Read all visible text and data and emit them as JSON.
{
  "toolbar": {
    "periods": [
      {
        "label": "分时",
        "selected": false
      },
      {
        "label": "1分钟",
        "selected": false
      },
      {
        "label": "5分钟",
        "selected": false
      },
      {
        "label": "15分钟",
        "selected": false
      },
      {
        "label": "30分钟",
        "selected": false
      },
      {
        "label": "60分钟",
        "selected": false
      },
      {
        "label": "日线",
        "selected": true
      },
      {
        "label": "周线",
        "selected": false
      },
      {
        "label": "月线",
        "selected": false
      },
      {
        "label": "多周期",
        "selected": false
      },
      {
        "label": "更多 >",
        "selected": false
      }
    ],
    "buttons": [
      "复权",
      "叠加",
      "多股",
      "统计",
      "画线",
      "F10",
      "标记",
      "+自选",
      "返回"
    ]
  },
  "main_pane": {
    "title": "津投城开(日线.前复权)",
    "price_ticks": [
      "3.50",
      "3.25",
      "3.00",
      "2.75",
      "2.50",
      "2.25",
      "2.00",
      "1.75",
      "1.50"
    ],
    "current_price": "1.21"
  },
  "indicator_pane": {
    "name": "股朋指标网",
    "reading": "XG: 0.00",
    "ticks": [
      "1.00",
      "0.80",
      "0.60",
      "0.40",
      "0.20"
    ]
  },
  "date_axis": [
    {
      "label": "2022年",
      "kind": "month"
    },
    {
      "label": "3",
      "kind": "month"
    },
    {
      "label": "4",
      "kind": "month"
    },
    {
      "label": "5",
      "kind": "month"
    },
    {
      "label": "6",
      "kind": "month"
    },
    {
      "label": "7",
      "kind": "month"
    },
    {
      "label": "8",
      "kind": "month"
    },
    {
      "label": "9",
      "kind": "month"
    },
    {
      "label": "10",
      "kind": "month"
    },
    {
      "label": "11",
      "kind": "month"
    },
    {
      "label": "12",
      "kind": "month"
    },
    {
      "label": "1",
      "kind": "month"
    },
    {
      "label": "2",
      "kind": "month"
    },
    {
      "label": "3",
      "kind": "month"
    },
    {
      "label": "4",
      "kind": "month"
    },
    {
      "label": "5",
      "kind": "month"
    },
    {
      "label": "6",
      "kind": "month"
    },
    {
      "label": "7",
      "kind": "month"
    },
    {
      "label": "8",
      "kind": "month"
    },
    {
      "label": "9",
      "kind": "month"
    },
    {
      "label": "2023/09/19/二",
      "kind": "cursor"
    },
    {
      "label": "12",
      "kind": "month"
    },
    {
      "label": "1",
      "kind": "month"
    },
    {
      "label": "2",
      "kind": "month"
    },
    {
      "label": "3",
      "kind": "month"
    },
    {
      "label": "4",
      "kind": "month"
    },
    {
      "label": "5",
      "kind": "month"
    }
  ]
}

#### What is asked:
Repeat all entries. Match them exactly.

#### Response to this task:
Read all visible text and data and emit them as JSON.
{
  "toolbar": {
    "periods": [
      {
        "label": "分时",
        "selected": false
      },
      {
        "label": "1分钟",
        "selected": false
      },
      {
        "label": "5分钟",
        "selected": false
      },
      {
        "label": "15分钟",
        "selected": false
      },
      {
        "label": "30分钟",
        "selected": false
      },
      {
        "label": "60分钟",
        "selected": false
      },
      {
        "label": "日线",
        "selected": true
      },
      {
        "label": "周线",
        "selected": false
      },
      {
        "label": "月线",
        "selected": false
      },
      {
        "label": "多周期",
        "selected": false
      },
      {
        "label": "更多 >",
        "selected": false
      }
    ],
    "buttons": [
      "复权",
      "叠加",
      "多股",
      "统计",
      "画线",
      "F10",
      "标记",
      "+自选",
      "返回"
    ]
  },
  "main_pane": {
    "title": "津投城开(日线.前复权)",
    "price_ticks": [
      "3.50",
      "3.25",
      "3.00",
      "2.75",
      "2.50",
      "2.25",
      "2.00",
      "1.75",
      "1.50"
    ],
    "current_price": "1.21"
  },
  "indicator_pane": {
    "name": "股朋指标网",
    "reading": "XG: 0.00",
    "ticks": [
      "1.00",
      "0.80",
      "0.60",
      "0.40",
      "0.20"
    ]
  },
  "date_axis": [
    {
      "label": "2022年",
      "kind": "month"
    },
    {
      "label": "3",
      "kind": "month"
    },
    {
      "label": "4",
      "kind": "month"
    },
    {
      "label": "5",
      "kind": "month"
    },
    {
      "label": "6",
      "kind": "month"
    },
    {
      "label": "7",
      "kind": "month"
    },
    {
      "label": "8",
      "kind": "month"
    },
    {
      "label": "9",
      "kind": "month"
    },
    {
      "label": "10",
      "kind": "month"
    },
    {
      "label": "11",
      "kind": "month"
    },
    {
      "label": "12",
      "kind": "month"
    },
    {
      "label": "1",
      "kind": "month"
    },
    {
      "label": "2",
      "kind": "month"
    },
    {
      "label": "3",
      "kind": "month"
    },
    {
      "label": "4",
      "kind": "month"
    },
    {
      "label": "5",
      "kind": "month"
    },
    {
      "label": "6",
      "kind": "month"
    },
    {
      "label": "7",
      "kind": "month"
    },
    {
      "label": "8",
      "kind": "month"
    },
    {
      "label": "9",
      "kind": "month"
    },
    {
      "label": "2023/09/19/二",
      "kind": "cursor"
    },
    {
      "label": "12",
      "kind": "month"
    },
    {
      "label": "1",
      "kind": "month"
    },
    {
      "label": "2",
      "kind": "month"
    },
    {
      "label": "3",
      "kind": "month"
    },
    {
      "label": "4",
      "kind": "month"
    },
    {
      "label": "5",
      "kind": "month"
    }
  ]
}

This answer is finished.